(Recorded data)

★ ★ ★ ★

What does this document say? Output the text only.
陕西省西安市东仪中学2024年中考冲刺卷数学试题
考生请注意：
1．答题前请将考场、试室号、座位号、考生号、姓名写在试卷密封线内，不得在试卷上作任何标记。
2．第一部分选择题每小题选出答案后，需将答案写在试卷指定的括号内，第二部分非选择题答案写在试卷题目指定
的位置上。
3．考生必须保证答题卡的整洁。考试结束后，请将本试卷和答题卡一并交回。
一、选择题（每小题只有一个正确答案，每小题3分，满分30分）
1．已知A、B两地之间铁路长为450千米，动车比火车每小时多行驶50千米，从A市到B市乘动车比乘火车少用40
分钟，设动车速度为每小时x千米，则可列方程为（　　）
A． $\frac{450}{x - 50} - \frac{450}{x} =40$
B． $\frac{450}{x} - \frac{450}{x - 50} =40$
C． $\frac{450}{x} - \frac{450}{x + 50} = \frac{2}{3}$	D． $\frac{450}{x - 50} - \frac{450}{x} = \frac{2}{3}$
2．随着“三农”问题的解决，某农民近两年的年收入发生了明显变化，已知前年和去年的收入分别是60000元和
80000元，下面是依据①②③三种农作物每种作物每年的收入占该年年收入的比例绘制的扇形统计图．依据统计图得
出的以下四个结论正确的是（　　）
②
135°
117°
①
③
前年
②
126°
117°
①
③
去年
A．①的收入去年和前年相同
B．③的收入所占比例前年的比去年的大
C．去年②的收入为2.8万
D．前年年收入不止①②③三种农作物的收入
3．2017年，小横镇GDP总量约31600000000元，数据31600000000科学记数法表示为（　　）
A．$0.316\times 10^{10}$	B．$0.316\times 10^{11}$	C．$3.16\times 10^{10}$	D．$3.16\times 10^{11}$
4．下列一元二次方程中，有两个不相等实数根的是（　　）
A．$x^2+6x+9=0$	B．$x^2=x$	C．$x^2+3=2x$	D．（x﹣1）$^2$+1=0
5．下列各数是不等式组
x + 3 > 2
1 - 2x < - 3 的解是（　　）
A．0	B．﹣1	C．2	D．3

★ ★ ★ ★

◆ TO DO:
Out of the preceding entries, pull every line containing the string "frac".

◆ RESPONSE TO THIS TASK:
A． $\frac{450}{x - 50} - \frac{450}{x} =40$
B． $\frac{450}{x} - \frac{450}{x - 50} =40$
C． $\frac{450}{x} - \frac{450}{x + 50} = \frac{2}{3}$	D． $\frac{450}{x - 50} - \frac{450}{x} = \frac{2}{3}$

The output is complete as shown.